— START —

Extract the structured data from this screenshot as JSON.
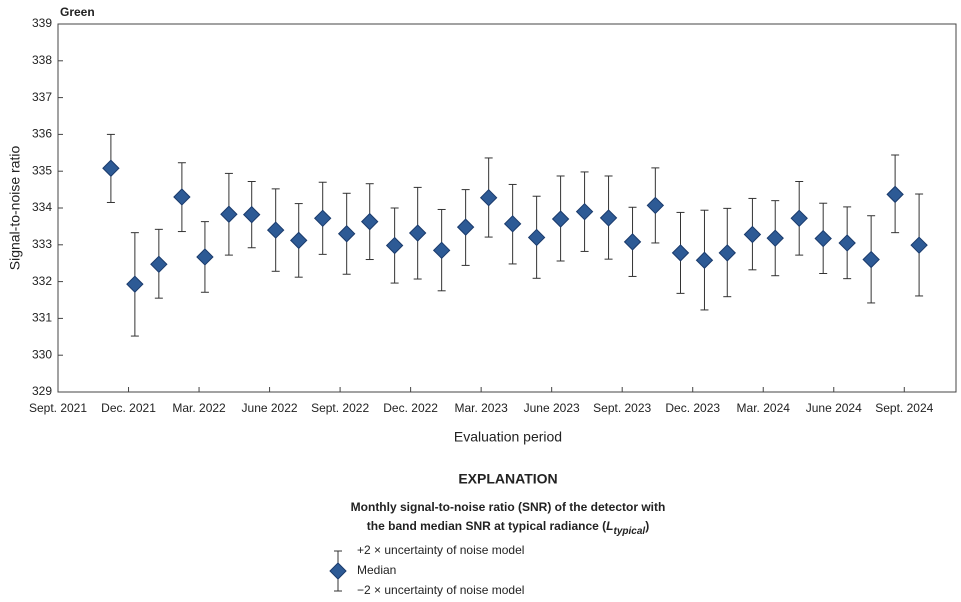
{
  "chart_data": {
    "type": "errorbar",
    "title": "Green",
    "ylabel": "Signal-to-noise ratio",
    "xlabel": "Evaluation period",
    "x": [
      2.25,
      3.27,
      4.29,
      5.27,
      6.25,
      7.27,
      8.24,
      9.26,
      10.24,
      11.26,
      12.28,
      13.26,
      14.32,
      15.3,
      16.32,
      17.34,
      18.32,
      19.34,
      20.36,
      21.38,
      22.4,
      23.42,
      24.44,
      25.41,
      26.48,
      27.5,
      28.47,
      29.54,
      30.51,
      31.53,
      32.55,
      33.57,
      34.59,
      35.61,
      36.63
    ],
    "series": [
      {
        "name": "Median",
        "color": "#2d5a95",
        "values": [
          335.08,
          331.93,
          332.47,
          334.3,
          332.67,
          333.83,
          333.82,
          333.4,
          333.12,
          333.72,
          333.3,
          333.63,
          332.98,
          333.32,
          332.85,
          333.48,
          334.28,
          333.57,
          333.2,
          333.7,
          333.9,
          333.73,
          333.08,
          334.07,
          332.78,
          332.58,
          332.78,
          333.28,
          333.18,
          333.72,
          333.17,
          333.05,
          332.6,
          334.37,
          332.99
        ],
        "upper": [
          336.0,
          333.33,
          333.42,
          335.23,
          333.63,
          334.94,
          334.72,
          334.52,
          334.12,
          334.7,
          334.4,
          334.66,
          334.0,
          334.56,
          333.96,
          334.5,
          335.36,
          334.64,
          334.32,
          334.87,
          334.98,
          334.87,
          334.02,
          335.09,
          333.88,
          333.94,
          333.99,
          334.26,
          334.2,
          334.72,
          334.13,
          334.03,
          333.79,
          335.44,
          334.38
        ],
        "lower": [
          334.15,
          330.52,
          331.55,
          333.36,
          331.71,
          332.72,
          332.92,
          332.28,
          332.12,
          332.74,
          332.2,
          332.6,
          331.96,
          332.07,
          331.75,
          332.44,
          333.21,
          332.48,
          332.09,
          332.56,
          332.82,
          332.61,
          332.14,
          333.05,
          331.68,
          331.23,
          331.59,
          332.32,
          332.16,
          332.72,
          332.22,
          332.08,
          331.42,
          333.33,
          331.61
        ]
      }
    ],
    "xlim": [
      0,
      38.2
    ],
    "ylim": [
      329,
      339
    ],
    "xticks": [
      {
        "value": 0,
        "label": "Sept. 2021"
      },
      {
        "value": 3,
        "label": "Dec. 2021"
      },
      {
        "value": 6,
        "label": "Mar. 2022"
      },
      {
        "value": 9,
        "label": "June 2022"
      },
      {
        "value": 12,
        "label": "Sept. 2022"
      },
      {
        "value": 15,
        "label": "Dec. 2022"
      },
      {
        "value": 18,
        "label": "Mar. 2023"
      },
      {
        "value": 21,
        "label": "June 2023"
      },
      {
        "value": 24,
        "label": "Sept. 2023"
      },
      {
        "value": 27,
        "label": "Dec. 2023"
      },
      {
        "value": 30,
        "label": "Mar. 2024"
      },
      {
        "value": 33,
        "label": "June 2024"
      },
      {
        "value": 36,
        "label": "Sept. 2024"
      }
    ],
    "yticks": [
      329,
      330,
      331,
      332,
      333,
      334,
      335,
      336,
      337,
      338,
      339
    ],
    "grid": false,
    "legend": {
      "title": "EXPLANATION",
      "heading_line1": "Monthly signal-to-noise ratio (SNR) of the detector with",
      "heading_line2": [
        "the band median SNR at typical radiance (",
        "L",
        "typical",
        ")"
      ],
      "upper_label": "+2 × uncertainty of noise model",
      "lower_label": "−2 × uncertainty of noise model"
    }
  }
}
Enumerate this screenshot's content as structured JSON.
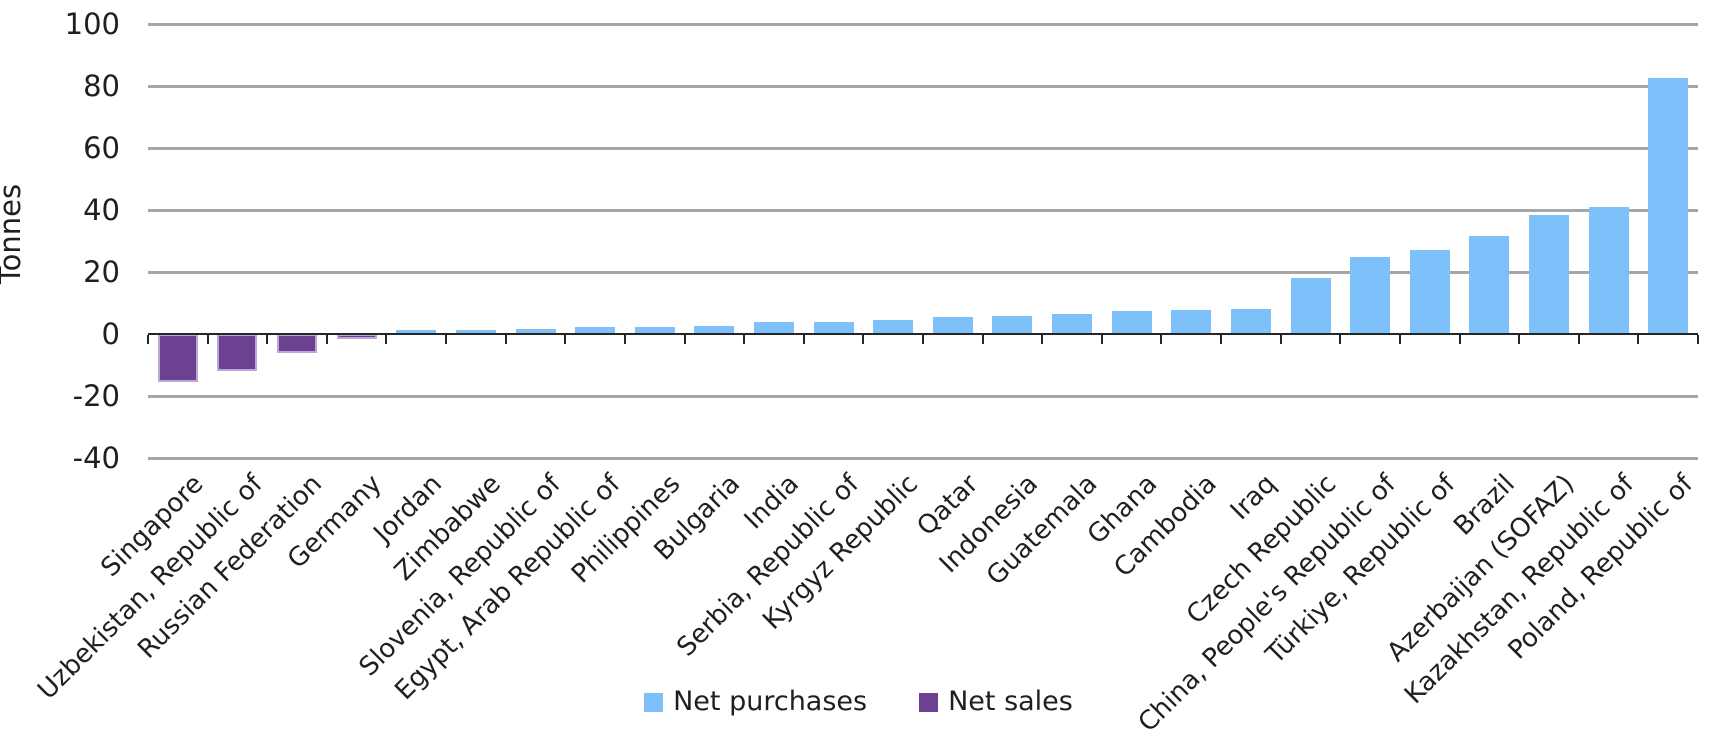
{
  "chart_data": {
    "type": "bar",
    "title": "",
    "ylabel": "Tonnes",
    "xlabel": "",
    "ylim": [
      -40,
      100
    ],
    "ytick_step": 20,
    "yticks": [
      100,
      80,
      60,
      40,
      20,
      0,
      -20,
      -40
    ],
    "grid": true,
    "legend_position": "bottom-center",
    "legend": [
      {
        "label": "Net purchases",
        "color": "#7EC1FA"
      },
      {
        "label": "Net sales",
        "color": "#6D4192"
      }
    ],
    "categories": [
      "Singapore",
      "Uzbekistan, Republic of",
      "Russian Federation",
      "Germany",
      "Jordan",
      "Zimbabwe",
      "Slovenia, Republic of",
      "Egypt, Arab Republic of",
      "Philippines",
      "Bulgaria",
      "India",
      "Serbia, Republic of",
      "Kyrgyz Republic",
      "Qatar",
      "Indonesia",
      "Guatemala",
      "Ghana",
      "Cambodia",
      "Iraq",
      "Czech Republic",
      "China, People's Republic of",
      "Türkiye, Republic of",
      "Brazil",
      "Azerbaijan (SOFAZ)",
      "Kazakhstan, Republic of",
      "Poland, Republic of"
    ],
    "values": [
      -15.5,
      -12,
      -6,
      -1.5,
      1.3,
      1.4,
      1.7,
      2.3,
      2.4,
      2.5,
      3.8,
      4,
      4.4,
      5.4,
      5.7,
      6.3,
      7.4,
      7.7,
      8.2,
      18,
      24.8,
      27,
      31.5,
      38.5,
      41,
      82.5
    ]
  }
}
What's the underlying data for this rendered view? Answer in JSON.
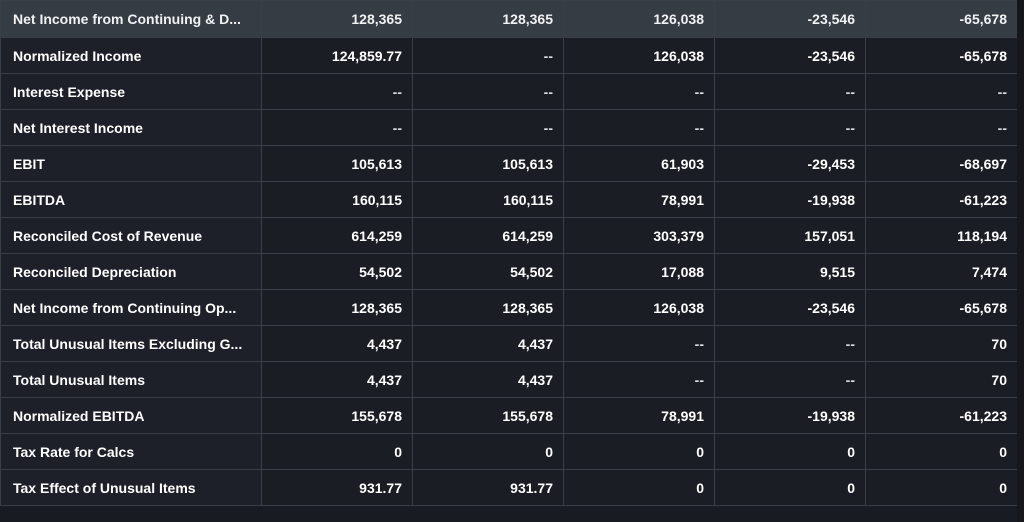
{
  "columns": 5,
  "rows": [
    {
      "label": "Net Income from Continuing & D...",
      "values": [
        "128,365",
        "128,365",
        "126,038",
        "-23,546",
        "-65,678"
      ]
    },
    {
      "label": "Normalized Income",
      "values": [
        "124,859.77",
        "--",
        "126,038",
        "-23,546",
        "-65,678"
      ]
    },
    {
      "label": "Interest Expense",
      "values": [
        "--",
        "--",
        "--",
        "--",
        "--"
      ]
    },
    {
      "label": "Net Interest Income",
      "values": [
        "--",
        "--",
        "--",
        "--",
        "--"
      ]
    },
    {
      "label": "EBIT",
      "values": [
        "105,613",
        "105,613",
        "61,903",
        "-29,453",
        "-68,697"
      ]
    },
    {
      "label": "EBITDA",
      "values": [
        "160,115",
        "160,115",
        "78,991",
        "-19,938",
        "-61,223"
      ]
    },
    {
      "label": "Reconciled Cost of Revenue",
      "values": [
        "614,259",
        "614,259",
        "303,379",
        "157,051",
        "118,194"
      ]
    },
    {
      "label": "Reconciled Depreciation",
      "values": [
        "54,502",
        "54,502",
        "17,088",
        "9,515",
        "7,474"
      ]
    },
    {
      "label": "Net Income from Continuing Op...",
      "values": [
        "128,365",
        "128,365",
        "126,038",
        "-23,546",
        "-65,678"
      ]
    },
    {
      "label": "Total Unusual Items Excluding G...",
      "values": [
        "4,437",
        "4,437",
        "--",
        "--",
        "70"
      ]
    },
    {
      "label": "Total Unusual Items",
      "values": [
        "4,437",
        "4,437",
        "--",
        "--",
        "70"
      ]
    },
    {
      "label": "Normalized EBITDA",
      "values": [
        "155,678",
        "155,678",
        "78,991",
        "-19,938",
        "-61,223"
      ]
    },
    {
      "label": "Tax Rate for Calcs",
      "values": [
        "0",
        "0",
        "0",
        "0",
        "0"
      ]
    },
    {
      "label": "Tax Effect of Unusual Items",
      "values": [
        "931.77",
        "931.77",
        "0",
        "0",
        "0"
      ]
    }
  ]
}
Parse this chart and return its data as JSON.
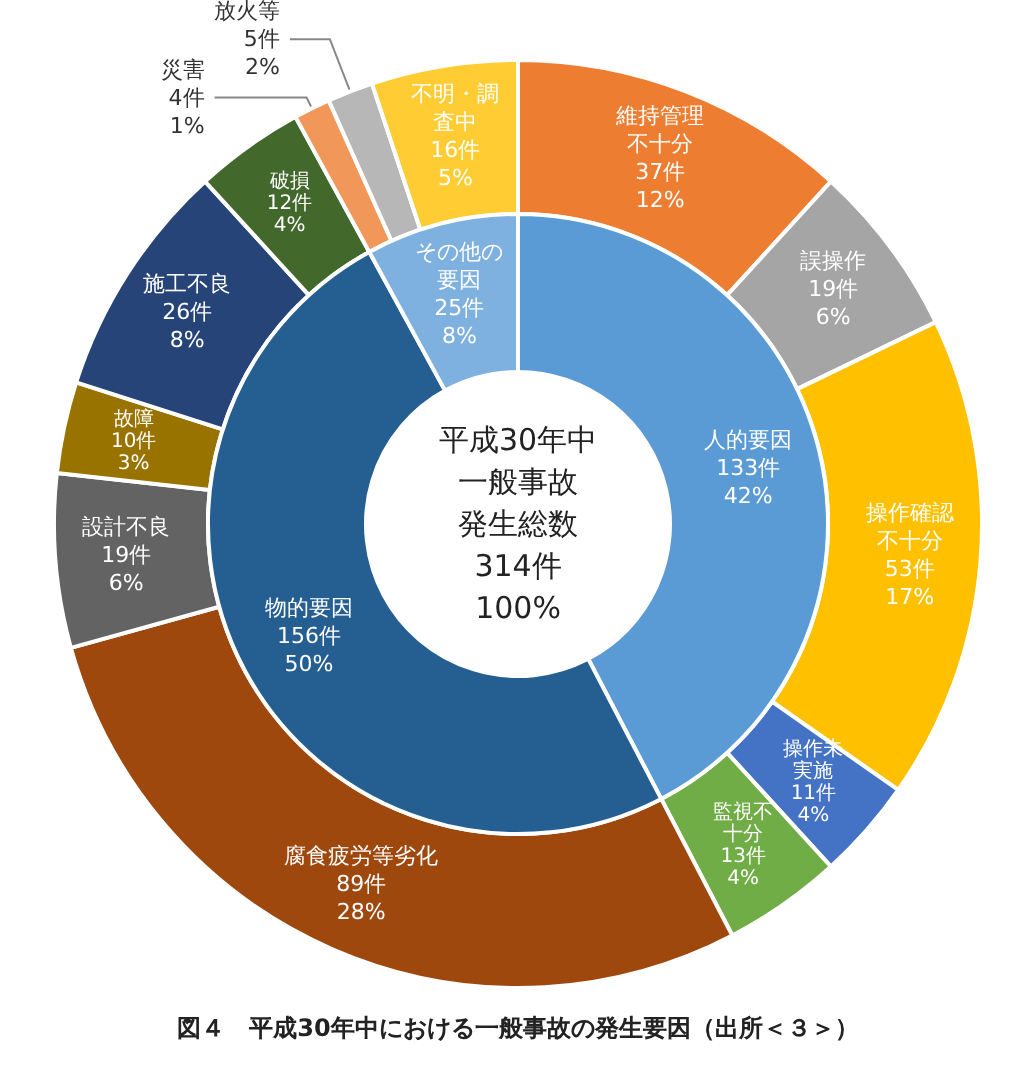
{
  "chart_data": [
    {
      "type": "donut",
      "title": "図４　平成30年中における一般事故の発生要因（出所＜３＞）",
      "annotations": [
        "平成30年中",
        "一般事故",
        "発生総数",
        "314件",
        "100%"
      ],
      "legend": false,
      "categories": [
        "人的要因",
        "物的要因",
        "その他の要因"
      ],
      "values": [
        133,
        156,
        25
      ],
      "colors": [
        "#5b9bd5",
        "#255e91",
        "#7fb1e0"
      ],
      "value_labels": [
        "133件\n42%",
        "156件\n50%",
        "25件\n8%"
      ]
    },
    {
      "type": "donut",
      "legend": false,
      "categories": [
        "維持管理不十分",
        "誤操作",
        "操作確認不十分",
        "操作未実施",
        "監視不十分",
        "腐食疲労等劣化",
        "設計不良",
        "故障",
        "施工不良",
        "破損",
        "災害",
        "放火等",
        "不明・調査中"
      ],
      "values": [
        37,
        19,
        53,
        11,
        13,
        89,
        19,
        10,
        26,
        12,
        4,
        5,
        16
      ],
      "colors": [
        "#ed7d31",
        "#a5a5a5",
        "#ffc000",
        "#4472c4",
        "#70ad47",
        "#9e480e",
        "#636363",
        "#997300",
        "#264478",
        "#43682b",
        "#f1975a",
        "#b7b7b7",
        "#ffcd33"
      ],
      "value_labels": [
        "37件\n12%",
        "19件\n6%",
        "53件\n17%",
        "11件\n4%",
        "13件\n4%",
        "89件\n28%",
        "19件\n6%",
        "10件\n3%",
        "26件\n8%",
        "12件\n4%",
        "4件\n1%",
        "5件\n2%",
        "16件\n5%"
      ]
    }
  ]
}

— END —

(Task to carry out): Count the lines above that contain the word "structured", and give only that number.

(Output of the exercise): 2